Start MATERIAL FOR THE TASK
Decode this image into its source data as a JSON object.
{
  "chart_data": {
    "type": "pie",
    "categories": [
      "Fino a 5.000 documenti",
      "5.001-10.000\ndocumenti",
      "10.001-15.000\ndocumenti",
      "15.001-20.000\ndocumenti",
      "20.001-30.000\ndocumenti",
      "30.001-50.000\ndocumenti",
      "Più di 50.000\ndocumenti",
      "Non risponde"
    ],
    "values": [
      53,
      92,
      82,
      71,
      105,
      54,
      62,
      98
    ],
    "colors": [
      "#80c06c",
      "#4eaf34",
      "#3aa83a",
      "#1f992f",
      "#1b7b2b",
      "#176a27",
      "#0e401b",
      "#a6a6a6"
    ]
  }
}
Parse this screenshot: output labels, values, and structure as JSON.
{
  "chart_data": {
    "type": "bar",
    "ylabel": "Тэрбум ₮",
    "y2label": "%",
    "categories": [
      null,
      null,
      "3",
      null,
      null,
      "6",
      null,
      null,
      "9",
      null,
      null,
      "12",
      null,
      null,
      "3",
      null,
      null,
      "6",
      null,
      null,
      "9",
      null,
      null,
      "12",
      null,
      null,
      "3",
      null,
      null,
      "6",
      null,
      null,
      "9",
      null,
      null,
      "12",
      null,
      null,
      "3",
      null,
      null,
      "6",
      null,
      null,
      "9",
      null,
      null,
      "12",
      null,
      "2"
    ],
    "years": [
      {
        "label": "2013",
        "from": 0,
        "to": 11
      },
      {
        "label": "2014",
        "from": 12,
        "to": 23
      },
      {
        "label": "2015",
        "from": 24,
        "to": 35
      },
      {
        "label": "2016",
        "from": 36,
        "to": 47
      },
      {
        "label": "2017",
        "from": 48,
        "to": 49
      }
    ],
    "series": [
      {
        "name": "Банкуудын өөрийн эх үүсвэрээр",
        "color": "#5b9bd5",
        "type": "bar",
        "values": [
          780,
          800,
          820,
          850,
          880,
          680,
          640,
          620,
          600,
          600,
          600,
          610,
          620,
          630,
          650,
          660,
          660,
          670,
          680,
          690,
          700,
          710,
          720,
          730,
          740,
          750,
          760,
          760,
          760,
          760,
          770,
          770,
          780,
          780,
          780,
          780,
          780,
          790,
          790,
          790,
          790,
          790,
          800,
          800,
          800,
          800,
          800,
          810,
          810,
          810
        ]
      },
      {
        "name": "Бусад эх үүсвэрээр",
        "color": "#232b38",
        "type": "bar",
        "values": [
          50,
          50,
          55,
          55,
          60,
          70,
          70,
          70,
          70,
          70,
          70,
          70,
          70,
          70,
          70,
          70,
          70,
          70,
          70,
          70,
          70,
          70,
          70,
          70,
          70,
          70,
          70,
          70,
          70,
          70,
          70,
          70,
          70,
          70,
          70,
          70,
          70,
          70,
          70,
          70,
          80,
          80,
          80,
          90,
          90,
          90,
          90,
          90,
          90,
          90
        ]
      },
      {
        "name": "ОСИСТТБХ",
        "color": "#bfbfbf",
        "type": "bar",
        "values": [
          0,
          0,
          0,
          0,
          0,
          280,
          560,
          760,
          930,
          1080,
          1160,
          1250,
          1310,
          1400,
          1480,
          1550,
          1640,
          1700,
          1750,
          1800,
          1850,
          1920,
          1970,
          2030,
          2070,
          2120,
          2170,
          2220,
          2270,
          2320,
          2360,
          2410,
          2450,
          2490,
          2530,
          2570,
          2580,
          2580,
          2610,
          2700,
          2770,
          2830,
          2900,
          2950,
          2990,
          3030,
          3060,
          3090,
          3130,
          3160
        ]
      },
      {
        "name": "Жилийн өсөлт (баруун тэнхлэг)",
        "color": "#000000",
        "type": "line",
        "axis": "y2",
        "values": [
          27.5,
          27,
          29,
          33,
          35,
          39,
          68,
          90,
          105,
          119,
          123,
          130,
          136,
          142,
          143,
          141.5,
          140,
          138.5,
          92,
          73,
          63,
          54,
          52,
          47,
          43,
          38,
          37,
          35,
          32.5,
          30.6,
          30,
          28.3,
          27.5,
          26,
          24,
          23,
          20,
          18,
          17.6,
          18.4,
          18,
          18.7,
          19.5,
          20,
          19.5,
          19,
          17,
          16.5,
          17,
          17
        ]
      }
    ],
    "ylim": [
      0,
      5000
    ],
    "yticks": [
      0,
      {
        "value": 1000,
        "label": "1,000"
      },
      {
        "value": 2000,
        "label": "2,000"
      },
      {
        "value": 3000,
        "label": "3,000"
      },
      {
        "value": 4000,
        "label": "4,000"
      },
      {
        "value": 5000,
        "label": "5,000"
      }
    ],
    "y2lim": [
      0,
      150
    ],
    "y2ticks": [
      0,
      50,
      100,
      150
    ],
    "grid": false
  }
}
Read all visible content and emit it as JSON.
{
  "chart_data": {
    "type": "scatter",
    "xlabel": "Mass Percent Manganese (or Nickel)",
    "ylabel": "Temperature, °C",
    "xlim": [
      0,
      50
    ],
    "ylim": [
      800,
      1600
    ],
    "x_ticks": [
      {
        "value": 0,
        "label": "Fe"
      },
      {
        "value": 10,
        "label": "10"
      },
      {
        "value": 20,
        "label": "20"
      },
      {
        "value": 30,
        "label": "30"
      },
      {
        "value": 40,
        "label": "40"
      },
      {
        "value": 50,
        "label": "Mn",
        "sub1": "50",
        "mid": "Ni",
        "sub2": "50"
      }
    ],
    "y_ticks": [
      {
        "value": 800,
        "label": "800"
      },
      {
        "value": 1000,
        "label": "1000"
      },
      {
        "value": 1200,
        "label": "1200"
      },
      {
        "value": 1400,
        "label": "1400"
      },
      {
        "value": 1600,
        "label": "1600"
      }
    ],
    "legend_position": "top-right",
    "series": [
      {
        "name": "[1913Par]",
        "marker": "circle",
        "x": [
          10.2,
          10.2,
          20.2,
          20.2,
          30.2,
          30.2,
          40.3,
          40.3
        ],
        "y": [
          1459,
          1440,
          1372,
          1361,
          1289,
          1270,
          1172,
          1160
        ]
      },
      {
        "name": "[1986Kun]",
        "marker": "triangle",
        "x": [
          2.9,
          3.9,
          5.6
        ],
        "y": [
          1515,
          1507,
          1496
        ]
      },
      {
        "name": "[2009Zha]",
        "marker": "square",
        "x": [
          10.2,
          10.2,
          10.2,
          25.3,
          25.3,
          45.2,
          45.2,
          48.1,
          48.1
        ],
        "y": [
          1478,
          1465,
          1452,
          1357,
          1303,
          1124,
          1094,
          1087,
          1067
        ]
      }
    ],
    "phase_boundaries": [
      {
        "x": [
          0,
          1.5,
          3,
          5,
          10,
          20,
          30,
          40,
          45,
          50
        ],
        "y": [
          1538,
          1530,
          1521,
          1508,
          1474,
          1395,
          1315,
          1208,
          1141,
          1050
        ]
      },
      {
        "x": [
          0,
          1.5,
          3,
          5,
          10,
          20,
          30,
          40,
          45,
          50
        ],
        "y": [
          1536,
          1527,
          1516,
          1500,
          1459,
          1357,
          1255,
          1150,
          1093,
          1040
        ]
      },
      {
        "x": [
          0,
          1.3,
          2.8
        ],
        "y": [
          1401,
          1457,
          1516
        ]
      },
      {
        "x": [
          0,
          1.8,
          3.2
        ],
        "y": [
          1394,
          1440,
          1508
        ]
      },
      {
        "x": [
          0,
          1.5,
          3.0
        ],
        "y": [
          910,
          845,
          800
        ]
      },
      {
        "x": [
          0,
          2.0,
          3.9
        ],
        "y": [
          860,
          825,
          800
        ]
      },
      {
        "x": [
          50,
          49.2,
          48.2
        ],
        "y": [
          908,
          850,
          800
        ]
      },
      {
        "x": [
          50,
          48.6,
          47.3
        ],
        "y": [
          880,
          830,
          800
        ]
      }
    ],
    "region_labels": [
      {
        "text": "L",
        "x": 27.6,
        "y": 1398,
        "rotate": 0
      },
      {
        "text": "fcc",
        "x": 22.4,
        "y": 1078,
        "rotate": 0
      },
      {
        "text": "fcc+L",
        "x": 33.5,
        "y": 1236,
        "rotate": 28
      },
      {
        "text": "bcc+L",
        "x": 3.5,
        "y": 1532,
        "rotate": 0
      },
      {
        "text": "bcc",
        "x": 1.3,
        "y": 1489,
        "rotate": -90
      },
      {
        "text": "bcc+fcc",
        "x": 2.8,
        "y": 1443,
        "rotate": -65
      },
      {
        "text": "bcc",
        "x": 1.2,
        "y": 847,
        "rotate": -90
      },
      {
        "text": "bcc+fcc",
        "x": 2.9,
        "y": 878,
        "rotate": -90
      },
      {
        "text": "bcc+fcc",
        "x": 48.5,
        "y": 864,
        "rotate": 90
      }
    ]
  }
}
End MATERIAL FOR THE TASK
__WHAT IS NEEDED__:
Identify the lines in the entries above that contain "marker", then copy them out.

__TASK ANSWER__:
        "marker": "circle",
        "marker": "triangle",
        "marker": "square",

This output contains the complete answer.